* [GOAL] Would you return all of this data exactly, leaving nothing out?

start

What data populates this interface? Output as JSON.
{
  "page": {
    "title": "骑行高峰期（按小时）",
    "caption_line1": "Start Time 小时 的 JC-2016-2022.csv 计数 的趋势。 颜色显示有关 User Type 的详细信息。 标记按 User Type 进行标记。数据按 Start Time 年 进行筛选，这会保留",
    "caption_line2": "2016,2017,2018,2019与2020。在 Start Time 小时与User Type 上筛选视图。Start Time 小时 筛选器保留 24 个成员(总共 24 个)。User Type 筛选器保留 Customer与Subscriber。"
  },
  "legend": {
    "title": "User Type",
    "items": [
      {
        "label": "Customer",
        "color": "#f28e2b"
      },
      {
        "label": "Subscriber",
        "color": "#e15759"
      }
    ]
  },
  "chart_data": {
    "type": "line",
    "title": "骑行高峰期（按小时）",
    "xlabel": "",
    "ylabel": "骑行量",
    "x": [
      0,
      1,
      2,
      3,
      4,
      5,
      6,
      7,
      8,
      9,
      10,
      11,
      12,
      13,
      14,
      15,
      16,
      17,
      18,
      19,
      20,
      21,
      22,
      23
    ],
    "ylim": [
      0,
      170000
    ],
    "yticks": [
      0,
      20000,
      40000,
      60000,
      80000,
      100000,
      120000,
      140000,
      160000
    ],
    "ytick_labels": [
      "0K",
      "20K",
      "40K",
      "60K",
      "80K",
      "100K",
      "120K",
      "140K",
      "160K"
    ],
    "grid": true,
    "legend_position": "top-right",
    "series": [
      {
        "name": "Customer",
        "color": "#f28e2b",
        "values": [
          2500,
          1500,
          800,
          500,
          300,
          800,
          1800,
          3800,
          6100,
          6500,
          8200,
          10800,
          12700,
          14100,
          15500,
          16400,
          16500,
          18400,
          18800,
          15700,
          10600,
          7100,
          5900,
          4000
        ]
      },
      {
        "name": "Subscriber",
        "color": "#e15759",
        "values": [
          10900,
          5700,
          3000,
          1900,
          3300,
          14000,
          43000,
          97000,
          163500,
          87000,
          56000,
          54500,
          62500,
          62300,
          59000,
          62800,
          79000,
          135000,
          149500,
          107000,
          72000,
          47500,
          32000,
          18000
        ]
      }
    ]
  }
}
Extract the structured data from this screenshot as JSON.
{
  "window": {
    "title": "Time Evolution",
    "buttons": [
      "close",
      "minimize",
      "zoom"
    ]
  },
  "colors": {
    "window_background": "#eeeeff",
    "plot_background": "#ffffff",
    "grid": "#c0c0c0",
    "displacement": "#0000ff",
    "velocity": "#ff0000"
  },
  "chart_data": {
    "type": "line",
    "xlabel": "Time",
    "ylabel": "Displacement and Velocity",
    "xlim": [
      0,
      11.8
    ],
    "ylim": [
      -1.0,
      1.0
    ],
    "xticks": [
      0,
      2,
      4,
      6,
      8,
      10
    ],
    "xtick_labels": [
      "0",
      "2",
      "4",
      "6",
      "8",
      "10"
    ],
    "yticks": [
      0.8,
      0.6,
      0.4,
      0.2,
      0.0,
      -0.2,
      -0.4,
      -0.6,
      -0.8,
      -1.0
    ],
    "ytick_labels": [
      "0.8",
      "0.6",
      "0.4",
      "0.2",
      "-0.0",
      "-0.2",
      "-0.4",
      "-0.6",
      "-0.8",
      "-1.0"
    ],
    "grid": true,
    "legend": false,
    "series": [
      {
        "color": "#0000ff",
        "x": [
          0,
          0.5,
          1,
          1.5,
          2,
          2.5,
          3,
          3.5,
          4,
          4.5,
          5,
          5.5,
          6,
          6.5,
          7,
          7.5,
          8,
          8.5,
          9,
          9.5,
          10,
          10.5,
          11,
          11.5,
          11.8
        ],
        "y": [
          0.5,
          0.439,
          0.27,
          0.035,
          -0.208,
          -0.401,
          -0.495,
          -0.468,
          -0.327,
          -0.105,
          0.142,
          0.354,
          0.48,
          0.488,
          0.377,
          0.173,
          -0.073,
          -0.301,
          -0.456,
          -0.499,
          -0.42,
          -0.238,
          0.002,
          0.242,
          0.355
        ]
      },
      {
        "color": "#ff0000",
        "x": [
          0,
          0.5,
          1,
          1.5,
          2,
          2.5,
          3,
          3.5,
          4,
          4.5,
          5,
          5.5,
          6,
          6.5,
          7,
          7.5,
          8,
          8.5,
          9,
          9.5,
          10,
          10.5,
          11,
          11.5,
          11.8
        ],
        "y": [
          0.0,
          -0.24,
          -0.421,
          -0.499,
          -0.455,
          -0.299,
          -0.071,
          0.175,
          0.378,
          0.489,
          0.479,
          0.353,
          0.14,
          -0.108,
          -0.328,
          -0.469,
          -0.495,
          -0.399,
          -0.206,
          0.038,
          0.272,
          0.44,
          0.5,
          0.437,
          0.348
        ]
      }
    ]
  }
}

end

* [ANSWER FOR THIS EXERCISE]
What data populates this interface? Output as JSON.
{
  "page": {
    "title": "骑行高峰期（按小时）",
    "caption_line1": "Start Time 小时 的 JC-2016-2022.csv 计数 的趋势。 颜色显示有关 User Type 的详细信息。 标记按 User Type 进行标记。数据按 Start Time 年 进行筛选，这会保留",
    "caption_line2": "2016,2017,2018,2019与2020。在 Start Time 小时与User Type 上筛选视图。Start Time 小时 筛选器保留 24 个成员(总共 24 个)。User Type 筛选器保留 Customer与Subscriber。"
  },
  "legend": {
    "title": "User Type",
    "items": [
      {
        "label": "Customer",
        "color": "#f28e2b"
      },
      {
        "label": "Subscriber",
        "color": "#e15759"
      }
    ]
  },
  "chart_data": {
    "type": "line",
    "title": "骑行高峰期（按小时）",
    "xlabel": "",
    "ylabel": "骑行量",
    "x": [
      0,
      1,
      2,
      3,
      4,
      5,
      6,
      7,
      8,
      9,
      10,
      11,
      12,
      13,
      14,
      15,
      16,
      17,
      18,
      19,
      20,
      21,
      22,
      23
    ],
    "ylim": [
      0,
      170000
    ],
    "yticks": [
      0,
      20000,
      40000,
      60000,
      80000,
      100000,
      120000,
      140000,
      160000
    ],
    "ytick_labels": [
      "0K",
      "20K",
      "40K",
      "60K",
      "80K",
      "100K",
      "120K",
      "140K",
      "160K"
    ],
    "grid": true,
    "legend_position": "top-right",
    "series": [
      {
        "name": "Customer",
        "color": "#f28e2b",
        "values": [
          2500,
          1500,
          800,
          500,
          300,
          800,
          1800,
          3800,
          6100,
          6500,
          8200,
          10800,
          12700,
          14100,
          15500,
          16400,
          16500,
          18400,
          18800,
          15700,
          10600,
          7100,
          5900,
          4000
        ]
      },
      {
        "name": "Subscriber",
        "color": "#e15759",
        "values": [
          10900,
          5700,
          3000,
          1900,
          3300,
          14000,
          43000,
          97000,
          163500,
          87000,
          56000,
          54500,
          62500,
          62300,
          59000,
          62800,
          79000,
          135000,
          149500,
          107000,
          72000,
          47500,
          32000,
          18000
        ]
      }
    ]
  }
}
Extract the structured data from this screenshot as JSON.
{
  "window": {
    "title": "Time Evolution",
    "buttons": [
      "close",
      "minimize",
      "zoom"
    ]
  },
  "colors": {
    "window_background": "#eeeeff",
    "plot_background": "#ffffff",
    "grid": "#c0c0c0",
    "displacement": "#0000ff",
    "velocity": "#ff0000"
  },
  "chart_data": {
    "type": "line",
    "xlabel": "Time",
    "ylabel": "Displacement and Velocity",
    "xlim": [
      0,
      11.8
    ],
    "ylim": [
      -1.0,
      1.0
    ],
    "xticks": [
      0,
      2,
      4,
      6,
      8,
      10
    ],
    "xtick_labels": [
      "0",
      "2",
      "4",
      "6",
      "8",
      "10"
    ],
    "yticks": [
      0.8,
      0.6,
      0.4,
      0.2,
      0.0,
      -0.2,
      -0.4,
      -0.6,
      -0.8,
      -1.0
    ],
    "ytick_labels": [
      "0.8",
      "0.6",
      "0.4",
      "0.2",
      "-0.0",
      "-0.2",
      "-0.4",
      "-0.6",
      "-0.8",
      "-1.0"
    ],
    "grid": true,
    "legend": false,
    "series": [
      {
        "color": "#0000ff",
        "x": [
          0,
          0.5,
          1,
          1.5,
          2,
          2.5,
          3,
          3.5,
          4,
          4.5,
          5,
          5.5,
          6,
          6.5,
          7,
          7.5,
          8,
          8.5,
          9,
          9.5,
          10,
          10.5,
          11,
          11.5,
          11.8
        ],
        "y": [
          0.5,
          0.439,
          0.27,
          0.035,
          -0.208,
          -0.401,
          -0.495,
          -0.468,
          -0.327,
          -0.105,
          0.142,
          0.354,
          0.48,
          0.488,
          0.377,
          0.173,
          -0.073,
          -0.301,
          -0.456,
          -0.499,
          -0.42,
          -0.238,
          0.002,
          0.242,
          0.355
        ]
      },
      {
        "color": "#ff0000",
        "x": [
          0,
          0.5,
          1,
          1.5,
          2,
          2.5,
          3,
          3.5,
          4,
          4.5,
          5,
          5.5,
          6,
          6.5,
          7,
          7.5,
          8,
          8.5,
          9,
          9.5,
          10,
          10.5,
          11,
          11.5,
          11.8
        ],
        "y": [
          0.0,
          -0.24,
          -0.421,
          -0.499,
          -0.455,
          -0.299,
          -0.071,
          0.175,
          0.378,
          0.489,
          0.479,
          0.353,
          0.14,
          -0.108,
          -0.328,
          -0.469,
          -0.495,
          -0.399,
          -0.206,
          0.038,
          0.272,
          0.44,
          0.5,
          0.437,
          0.348
        ]
      }
    ]
  }
}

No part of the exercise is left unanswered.